==== SUPPLIED DATA

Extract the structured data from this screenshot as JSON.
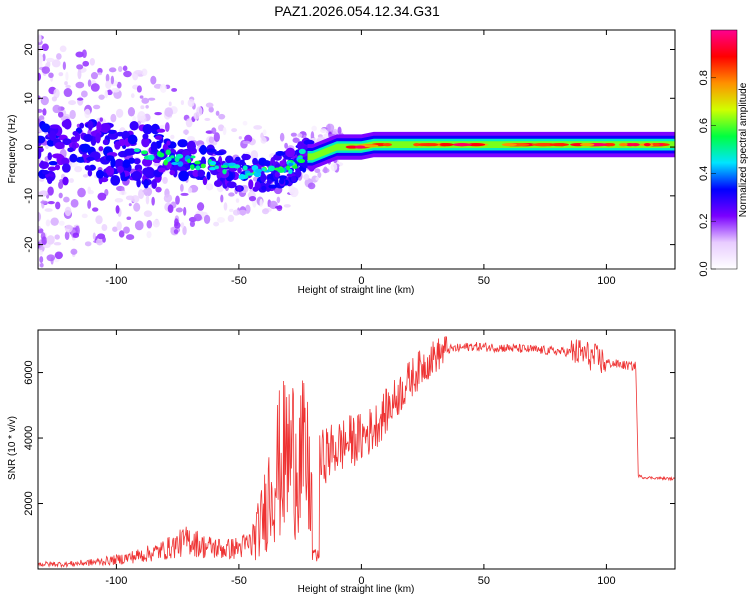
{
  "title": "PAZ1.2026.054.12.34.G31",
  "chart_data": [
    {
      "type": "heatmap",
      "name": "spectrogram",
      "xlabel": "Height of straight line (km)",
      "ylabel": "Frequency (Hz)",
      "xlim": [
        -132,
        128
      ],
      "ylim": [
        -25,
        24
      ],
      "xticks": [
        -100,
        -50,
        0,
        50,
        100
      ],
      "yticks": [
        -20,
        -10,
        0,
        10,
        20
      ],
      "colorbar": {
        "label": "Normalized spectral amplitude",
        "range": [
          0,
          1
        ],
        "ticks": [
          0.0,
          0.2,
          0.4,
          0.6,
          0.8
        ],
        "colormap": [
          "#ffffff",
          "#e8ccff",
          "#7a00ff",
          "#0000ff",
          "#00e5ff",
          "#00ff40",
          "#d0ff00",
          "#ff9000",
          "#ff0000",
          "#ff0090"
        ]
      },
      "ridge": {
        "x": [
          -130,
          -110,
          -90,
          -80,
          -70,
          -60,
          -50,
          -40,
          -30,
          -25,
          -20,
          -15,
          -10,
          -5,
          0,
          5,
          10,
          20,
          30,
          50,
          80,
          100,
          128
        ],
        "freq": [
          -1,
          -1,
          -1.5,
          -2,
          -3,
          -4,
          -5,
          -5.5,
          -4.5,
          -2,
          -2,
          -1,
          0,
          0,
          0,
          0.5,
          0.5,
          0.5,
          0.5,
          0.5,
          0.5,
          0.5,
          0.5
        ]
      }
    },
    {
      "type": "line",
      "name": "snr",
      "xlabel": "Height of straight line (km)",
      "ylabel": "SNR (10 * v/v)",
      "xlim": [
        -132,
        128
      ],
      "ylim": [
        0,
        7300
      ],
      "xticks": [
        -100,
        -50,
        0,
        50,
        100
      ],
      "yticks": [
        2000,
        4000,
        6000
      ],
      "color": "#ee3333",
      "x": [
        -132,
        -120,
        -110,
        -100,
        -90,
        -85,
        -80,
        -75,
        -70,
        -65,
        -60,
        -55,
        -50,
        -45,
        -42,
        -40,
        -38,
        -35,
        -30,
        -25,
        -22,
        -20,
        -18,
        -17,
        -15,
        -12,
        -10,
        -5,
        0,
        5,
        10,
        15,
        20,
        25,
        30,
        35,
        40,
        45,
        50,
        60,
        70,
        80,
        90,
        95,
        100,
        105,
        110,
        112,
        113,
        115,
        120,
        128
      ],
      "values": [
        150,
        150,
        200,
        280,
        420,
        500,
        600,
        750,
        900,
        700,
        650,
        600,
        650,
        800,
        1200,
        1600,
        2300,
        3000,
        3500,
        3500,
        3000,
        2000,
        3000,
        3200,
        3500,
        3600,
        3700,
        3900,
        4000,
        4300,
        4800,
        5300,
        5800,
        6200,
        6500,
        6700,
        6750,
        6800,
        6780,
        6750,
        6700,
        6650,
        6600,
        6450,
        6300,
        6250,
        6200,
        6200,
        2850,
        2800,
        2780,
        2750
      ]
    }
  ]
}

========

● SHORT TASK: Using the records above, list each line that includes "ylabel".

● SOLUTION FOR THIS TASK:
      "ylabel": "Frequency (Hz)",
      "ylabel": "SNR (10 * v/v)",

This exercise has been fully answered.